(Dataset entries on figures)
-- START --

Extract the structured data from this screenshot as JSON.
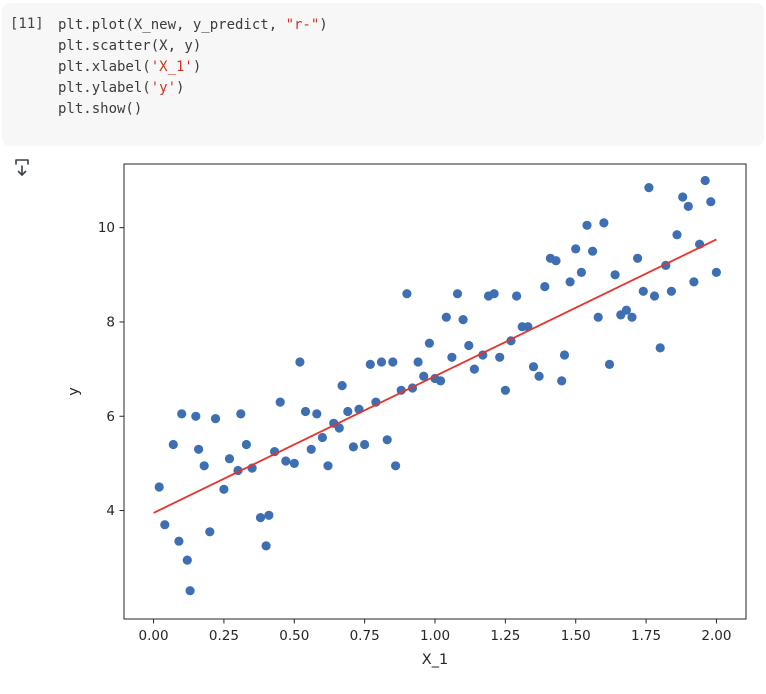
{
  "notebook": {
    "cell": {
      "execution_count": "[11]",
      "code_lines": [
        {
          "segments": [
            {
              "t": "plt.plot(X_new, y_predict, ",
              "c": "tok"
            },
            {
              "t": "\"r-\"",
              "c": "str"
            },
            {
              "t": ")",
              "c": "tok"
            }
          ]
        },
        {
          "segments": [
            {
              "t": "plt.scatter(X, y)",
              "c": "tok"
            }
          ]
        },
        {
          "segments": [
            {
              "t": "plt.xlabel(",
              "c": "tok"
            },
            {
              "t": "'X_1'",
              "c": "str"
            },
            {
              "t": ")",
              "c": "tok"
            }
          ]
        },
        {
          "segments": [
            {
              "t": "plt.ylabel(",
              "c": "tok"
            },
            {
              "t": "'y'",
              "c": "str"
            },
            {
              "t": ")",
              "c": "tok"
            }
          ]
        },
        {
          "segments": [
            {
              "t": "plt.show()",
              "c": "tok"
            }
          ]
        }
      ]
    }
  },
  "chart_data": {
    "type": "scatter",
    "title": "",
    "xlabel": "X_1",
    "ylabel": "y",
    "xlim": [
      -0.105,
      2.105
    ],
    "ylim": [
      1.7,
      11.35
    ],
    "grid": false,
    "legend": null,
    "x_tick_values": [
      0,
      0.25,
      0.5,
      0.75,
      1.0,
      1.25,
      1.5,
      1.75,
      2.0
    ],
    "x_tick_labels": [
      "0.00",
      "0.25",
      "0.50",
      "0.75",
      "1.00",
      "1.25",
      "1.50",
      "1.75",
      "2.00"
    ],
    "y_tick_values": [
      4,
      6,
      8,
      10
    ],
    "y_tick_labels": [
      "4",
      "6",
      "8",
      "10"
    ],
    "axis_color": "#262626",
    "series": [
      {
        "name": "scatter(X, y)",
        "type": "scatter",
        "color": "#3d6fb2",
        "marker_radius": 4.6,
        "points": [
          [
            0.02,
            4.5
          ],
          [
            0.04,
            3.7
          ],
          [
            0.07,
            5.4
          ],
          [
            0.09,
            3.35
          ],
          [
            0.1,
            6.05
          ],
          [
            0.12,
            2.95
          ],
          [
            0.13,
            2.3
          ],
          [
            0.15,
            6.0
          ],
          [
            0.16,
            5.3
          ],
          [
            0.18,
            4.95
          ],
          [
            0.2,
            3.55
          ],
          [
            0.22,
            5.95
          ],
          [
            0.25,
            4.45
          ],
          [
            0.27,
            5.1
          ],
          [
            0.3,
            4.85
          ],
          [
            0.31,
            6.05
          ],
          [
            0.33,
            5.4
          ],
          [
            0.35,
            4.9
          ],
          [
            0.38,
            3.85
          ],
          [
            0.4,
            3.25
          ],
          [
            0.41,
            3.9
          ],
          [
            0.43,
            5.25
          ],
          [
            0.45,
            6.3
          ],
          [
            0.47,
            5.05
          ],
          [
            0.5,
            5.0
          ],
          [
            0.52,
            7.15
          ],
          [
            0.54,
            6.1
          ],
          [
            0.56,
            5.3
          ],
          [
            0.58,
            6.05
          ],
          [
            0.6,
            5.55
          ],
          [
            0.62,
            4.95
          ],
          [
            0.64,
            5.85
          ],
          [
            0.66,
            5.75
          ],
          [
            0.67,
            6.65
          ],
          [
            0.69,
            6.1
          ],
          [
            0.71,
            5.35
          ],
          [
            0.73,
            6.15
          ],
          [
            0.75,
            5.4
          ],
          [
            0.77,
            7.1
          ],
          [
            0.79,
            6.3
          ],
          [
            0.81,
            7.15
          ],
          [
            0.83,
            5.5
          ],
          [
            0.85,
            7.15
          ],
          [
            0.86,
            4.95
          ],
          [
            0.88,
            6.55
          ],
          [
            0.9,
            8.6
          ],
          [
            0.92,
            6.6
          ],
          [
            0.94,
            7.15
          ],
          [
            0.96,
            6.85
          ],
          [
            0.98,
            7.55
          ],
          [
            1.0,
            6.8
          ],
          [
            1.02,
            6.75
          ],
          [
            1.04,
            8.1
          ],
          [
            1.06,
            7.25
          ],
          [
            1.08,
            8.6
          ],
          [
            1.1,
            8.05
          ],
          [
            1.12,
            7.5
          ],
          [
            1.14,
            7.0
          ],
          [
            1.17,
            7.3
          ],
          [
            1.19,
            8.55
          ],
          [
            1.21,
            8.6
          ],
          [
            1.23,
            7.25
          ],
          [
            1.25,
            6.55
          ],
          [
            1.27,
            7.6
          ],
          [
            1.29,
            8.55
          ],
          [
            1.31,
            7.9
          ],
          [
            1.33,
            7.9
          ],
          [
            1.35,
            7.05
          ],
          [
            1.37,
            6.85
          ],
          [
            1.39,
            8.75
          ],
          [
            1.41,
            9.35
          ],
          [
            1.43,
            9.3
          ],
          [
            1.45,
            6.75
          ],
          [
            1.46,
            7.3
          ],
          [
            1.48,
            8.85
          ],
          [
            1.5,
            9.55
          ],
          [
            1.52,
            9.05
          ],
          [
            1.54,
            10.05
          ],
          [
            1.56,
            9.5
          ],
          [
            1.58,
            8.1
          ],
          [
            1.6,
            10.1
          ],
          [
            1.62,
            7.1
          ],
          [
            1.64,
            9.0
          ],
          [
            1.66,
            8.15
          ],
          [
            1.68,
            8.25
          ],
          [
            1.7,
            8.1
          ],
          [
            1.72,
            9.35
          ],
          [
            1.74,
            8.65
          ],
          [
            1.76,
            10.85
          ],
          [
            1.78,
            8.55
          ],
          [
            1.8,
            7.45
          ],
          [
            1.82,
            9.2
          ],
          [
            1.84,
            8.65
          ],
          [
            1.86,
            9.85
          ],
          [
            1.88,
            10.65
          ],
          [
            1.9,
            10.45
          ],
          [
            1.92,
            8.85
          ],
          [
            1.94,
            9.65
          ],
          [
            1.96,
            11.0
          ],
          [
            1.98,
            10.55
          ],
          [
            2.0,
            9.05
          ]
        ]
      },
      {
        "name": "plot(X_new, y_predict, \"r-\")",
        "type": "line",
        "color": "#e5342b",
        "stroke_width": 1.8,
        "points": [
          [
            0,
            3.95
          ],
          [
            2,
            9.75
          ]
        ]
      }
    ]
  }
}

-- END --

Brief: Repeat the data exactly in full, omitting its pictures.

Exercise solution:
Extract the structured data from this screenshot as JSON.
{
  "notebook": {
    "cell": {
      "execution_count": "[11]",
      "code_lines": [
        {
          "segments": [
            {
              "t": "plt.plot(X_new, y_predict, ",
              "c": "tok"
            },
            {
              "t": "\"r-\"",
              "c": "str"
            },
            {
              "t": ")",
              "c": "tok"
            }
          ]
        },
        {
          "segments": [
            {
              "t": "plt.scatter(X, y)",
              "c": "tok"
            }
          ]
        },
        {
          "segments": [
            {
              "t": "plt.xlabel(",
              "c": "tok"
            },
            {
              "t": "'X_1'",
              "c": "str"
            },
            {
              "t": ")",
              "c": "tok"
            }
          ]
        },
        {
          "segments": [
            {
              "t": "plt.ylabel(",
              "c": "tok"
            },
            {
              "t": "'y'",
              "c": "str"
            },
            {
              "t": ")",
              "c": "tok"
            }
          ]
        },
        {
          "segments": [
            {
              "t": "plt.show()",
              "c": "tok"
            }
          ]
        }
      ]
    }
  },
  "chart_data": {
    "type": "scatter",
    "title": "",
    "xlabel": "X_1",
    "ylabel": "y",
    "xlim": [
      -0.105,
      2.105
    ],
    "ylim": [
      1.7,
      11.35
    ],
    "grid": false,
    "legend": null,
    "x_tick_values": [
      0,
      0.25,
      0.5,
      0.75,
      1.0,
      1.25,
      1.5,
      1.75,
      2.0
    ],
    "x_tick_labels": [
      "0.00",
      "0.25",
      "0.50",
      "0.75",
      "1.00",
      "1.25",
      "1.50",
      "1.75",
      "2.00"
    ],
    "y_tick_values": [
      4,
      6,
      8,
      10
    ],
    "y_tick_labels": [
      "4",
      "6",
      "8",
      "10"
    ],
    "axis_color": "#262626",
    "series": [
      {
        "name": "scatter(X, y)",
        "type": "scatter",
        "color": "#3d6fb2",
        "marker_radius": 4.6,
        "points": [
          [
            0.02,
            4.5
          ],
          [
            0.04,
            3.7
          ],
          [
            0.07,
            5.4
          ],
          [
            0.09,
            3.35
          ],
          [
            0.1,
            6.05
          ],
          [
            0.12,
            2.95
          ],
          [
            0.13,
            2.3
          ],
          [
            0.15,
            6.0
          ],
          [
            0.16,
            5.3
          ],
          [
            0.18,
            4.95
          ],
          [
            0.2,
            3.55
          ],
          [
            0.22,
            5.95
          ],
          [
            0.25,
            4.45
          ],
          [
            0.27,
            5.1
          ],
          [
            0.3,
            4.85
          ],
          [
            0.31,
            6.05
          ],
          [
            0.33,
            5.4
          ],
          [
            0.35,
            4.9
          ],
          [
            0.38,
            3.85
          ],
          [
            0.4,
            3.25
          ],
          [
            0.41,
            3.9
          ],
          [
            0.43,
            5.25
          ],
          [
            0.45,
            6.3
          ],
          [
            0.47,
            5.05
          ],
          [
            0.5,
            5.0
          ],
          [
            0.52,
            7.15
          ],
          [
            0.54,
            6.1
          ],
          [
            0.56,
            5.3
          ],
          [
            0.58,
            6.05
          ],
          [
            0.6,
            5.55
          ],
          [
            0.62,
            4.95
          ],
          [
            0.64,
            5.85
          ],
          [
            0.66,
            5.75
          ],
          [
            0.67,
            6.65
          ],
          [
            0.69,
            6.1
          ],
          [
            0.71,
            5.35
          ],
          [
            0.73,
            6.15
          ],
          [
            0.75,
            5.4
          ],
          [
            0.77,
            7.1
          ],
          [
            0.79,
            6.3
          ],
          [
            0.81,
            7.15
          ],
          [
            0.83,
            5.5
          ],
          [
            0.85,
            7.15
          ],
          [
            0.86,
            4.95
          ],
          [
            0.88,
            6.55
          ],
          [
            0.9,
            8.6
          ],
          [
            0.92,
            6.6
          ],
          [
            0.94,
            7.15
          ],
          [
            0.96,
            6.85
          ],
          [
            0.98,
            7.55
          ],
          [
            1.0,
            6.8
          ],
          [
            1.02,
            6.75
          ],
          [
            1.04,
            8.1
          ],
          [
            1.06,
            7.25
          ],
          [
            1.08,
            8.6
          ],
          [
            1.1,
            8.05
          ],
          [
            1.12,
            7.5
          ],
          [
            1.14,
            7.0
          ],
          [
            1.17,
            7.3
          ],
          [
            1.19,
            8.55
          ],
          [
            1.21,
            8.6
          ],
          [
            1.23,
            7.25
          ],
          [
            1.25,
            6.55
          ],
          [
            1.27,
            7.6
          ],
          [
            1.29,
            8.55
          ],
          [
            1.31,
            7.9
          ],
          [
            1.33,
            7.9
          ],
          [
            1.35,
            7.05
          ],
          [
            1.37,
            6.85
          ],
          [
            1.39,
            8.75
          ],
          [
            1.41,
            9.35
          ],
          [
            1.43,
            9.3
          ],
          [
            1.45,
            6.75
          ],
          [
            1.46,
            7.3
          ],
          [
            1.48,
            8.85
          ],
          [
            1.5,
            9.55
          ],
          [
            1.52,
            9.05
          ],
          [
            1.54,
            10.05
          ],
          [
            1.56,
            9.5
          ],
          [
            1.58,
            8.1
          ],
          [
            1.6,
            10.1
          ],
          [
            1.62,
            7.1
          ],
          [
            1.64,
            9.0
          ],
          [
            1.66,
            8.15
          ],
          [
            1.68,
            8.25
          ],
          [
            1.7,
            8.1
          ],
          [
            1.72,
            9.35
          ],
          [
            1.74,
            8.65
          ],
          [
            1.76,
            10.85
          ],
          [
            1.78,
            8.55
          ],
          [
            1.8,
            7.45
          ],
          [
            1.82,
            9.2
          ],
          [
            1.84,
            8.65
          ],
          [
            1.86,
            9.85
          ],
          [
            1.88,
            10.65
          ],
          [
            1.9,
            10.45
          ],
          [
            1.92,
            8.85
          ],
          [
            1.94,
            9.65
          ],
          [
            1.96,
            11.0
          ],
          [
            1.98,
            10.55
          ],
          [
            2.0,
            9.05
          ]
        ]
      },
      {
        "name": "plot(X_new, y_predict, \"r-\")",
        "type": "line",
        "color": "#e5342b",
        "stroke_width": 1.8,
        "points": [
          [
            0,
            3.95
          ],
          [
            2,
            9.75
          ]
        ]
      }
    ]
  }
}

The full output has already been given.